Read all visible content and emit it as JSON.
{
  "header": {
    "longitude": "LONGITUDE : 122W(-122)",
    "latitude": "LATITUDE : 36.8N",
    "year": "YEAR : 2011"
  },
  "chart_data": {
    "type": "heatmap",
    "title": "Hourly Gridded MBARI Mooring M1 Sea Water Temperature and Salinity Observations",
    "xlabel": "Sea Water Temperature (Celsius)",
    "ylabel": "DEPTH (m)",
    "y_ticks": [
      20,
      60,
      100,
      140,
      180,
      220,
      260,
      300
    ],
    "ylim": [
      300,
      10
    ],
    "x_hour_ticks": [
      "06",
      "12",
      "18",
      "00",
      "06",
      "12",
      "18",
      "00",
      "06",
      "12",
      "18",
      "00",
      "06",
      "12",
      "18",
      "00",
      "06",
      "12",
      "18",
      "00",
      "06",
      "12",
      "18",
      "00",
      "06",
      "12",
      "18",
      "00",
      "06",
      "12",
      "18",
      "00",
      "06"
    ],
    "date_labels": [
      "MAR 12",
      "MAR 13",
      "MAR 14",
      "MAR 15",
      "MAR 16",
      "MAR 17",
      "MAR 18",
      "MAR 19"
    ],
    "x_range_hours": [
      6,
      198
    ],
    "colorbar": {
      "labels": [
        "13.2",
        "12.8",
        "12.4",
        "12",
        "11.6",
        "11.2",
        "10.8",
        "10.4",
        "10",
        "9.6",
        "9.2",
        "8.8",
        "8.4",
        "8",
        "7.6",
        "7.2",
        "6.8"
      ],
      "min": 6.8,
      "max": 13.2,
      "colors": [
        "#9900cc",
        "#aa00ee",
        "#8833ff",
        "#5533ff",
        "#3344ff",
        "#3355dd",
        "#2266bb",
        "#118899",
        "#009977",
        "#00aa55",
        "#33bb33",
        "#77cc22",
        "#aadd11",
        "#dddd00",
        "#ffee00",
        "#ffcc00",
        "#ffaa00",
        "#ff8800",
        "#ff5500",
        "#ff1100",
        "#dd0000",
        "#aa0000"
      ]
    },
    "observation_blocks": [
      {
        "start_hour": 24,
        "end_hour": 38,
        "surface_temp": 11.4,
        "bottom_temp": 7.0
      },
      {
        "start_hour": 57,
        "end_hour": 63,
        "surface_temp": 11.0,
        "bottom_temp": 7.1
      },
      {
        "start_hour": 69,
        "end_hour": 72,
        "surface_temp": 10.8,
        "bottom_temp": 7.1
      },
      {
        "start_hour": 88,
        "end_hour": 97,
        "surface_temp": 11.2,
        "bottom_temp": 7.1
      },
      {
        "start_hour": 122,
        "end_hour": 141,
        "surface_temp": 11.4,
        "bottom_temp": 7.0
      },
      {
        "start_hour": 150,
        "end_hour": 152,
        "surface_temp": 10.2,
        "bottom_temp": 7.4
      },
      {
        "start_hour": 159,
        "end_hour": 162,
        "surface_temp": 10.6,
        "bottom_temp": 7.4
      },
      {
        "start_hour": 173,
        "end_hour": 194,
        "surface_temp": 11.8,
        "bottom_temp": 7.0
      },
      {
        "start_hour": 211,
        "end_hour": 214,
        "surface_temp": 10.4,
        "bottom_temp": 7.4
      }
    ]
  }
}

▬▬▬▬▬▬

**THE TASK**.
Copy all of the data. Keep every word exactly as it is.

**EXERCISE OUTPUT**.
Read all visible content and emit it as JSON.
{
  "header": {
    "longitude": "LONGITUDE : 122W(-122)",
    "latitude": "LATITUDE : 36.8N",
    "year": "YEAR : 2011"
  },
  "chart_data": {
    "type": "heatmap",
    "title": "Hourly Gridded MBARI Mooring M1 Sea Water Temperature and Salinity Observations",
    "xlabel": "Sea Water Temperature (Celsius)",
    "ylabel": "DEPTH (m)",
    "y_ticks": [
      20,
      60,
      100,
      140,
      180,
      220,
      260,
      300
    ],
    "ylim": [
      300,
      10
    ],
    "x_hour_ticks": [
      "06",
      "12",
      "18",
      "00",
      "06",
      "12",
      "18",
      "00",
      "06",
      "12",
      "18",
      "00",
      "06",
      "12",
      "18",
      "00",
      "06",
      "12",
      "18",
      "00",
      "06",
      "12",
      "18",
      "00",
      "06",
      "12",
      "18",
      "00",
      "06",
      "12",
      "18",
      "00",
      "06"
    ],
    "date_labels": [
      "MAR 12",
      "MAR 13",
      "MAR 14",
      "MAR 15",
      "MAR 16",
      "MAR 17",
      "MAR 18",
      "MAR 19"
    ],
    "x_range_hours": [
      6,
      198
    ],
    "colorbar": {
      "labels": [
        "13.2",
        "12.8",
        "12.4",
        "12",
        "11.6",
        "11.2",
        "10.8",
        "10.4",
        "10",
        "9.6",
        "9.2",
        "8.8",
        "8.4",
        "8",
        "7.6",
        "7.2",
        "6.8"
      ],
      "min": 6.8,
      "max": 13.2,
      "colors": [
        "#9900cc",
        "#aa00ee",
        "#8833ff",
        "#5533ff",
        "#3344ff",
        "#3355dd",
        "#2266bb",
        "#118899",
        "#009977",
        "#00aa55",
        "#33bb33",
        "#77cc22",
        "#aadd11",
        "#dddd00",
        "#ffee00",
        "#ffcc00",
        "#ffaa00",
        "#ff8800",
        "#ff5500",
        "#ff1100",
        "#dd0000",
        "#aa0000"
      ]
    },
    "observation_blocks": [
      {
        "start_hour": 24,
        "end_hour": 38,
        "surface_temp": 11.4,
        "bottom_temp": 7.0
      },
      {
        "start_hour": 57,
        "end_hour": 63,
        "surface_temp": 11.0,
        "bottom_temp": 7.1
      },
      {
        "start_hour": 69,
        "end_hour": 72,
        "surface_temp": 10.8,
        "bottom_temp": 7.1
      },
      {
        "start_hour": 88,
        "end_hour": 97,
        "surface_temp": 11.2,
        "bottom_temp": 7.1
      },
      {
        "start_hour": 122,
        "end_hour": 141,
        "surface_temp": 11.4,
        "bottom_temp": 7.0
      },
      {
        "start_hour": 150,
        "end_hour": 152,
        "surface_temp": 10.2,
        "bottom_temp": 7.4
      },
      {
        "start_hour": 159,
        "end_hour": 162,
        "surface_temp": 10.6,
        "bottom_temp": 7.4
      },
      {
        "start_hour": 173,
        "end_hour": 194,
        "surface_temp": 11.8,
        "bottom_temp": 7.0
      },
      {
        "start_hour": 211,
        "end_hour": 214,
        "surface_temp": 10.4,
        "bottom_temp": 7.4
      }
    ]
  }
}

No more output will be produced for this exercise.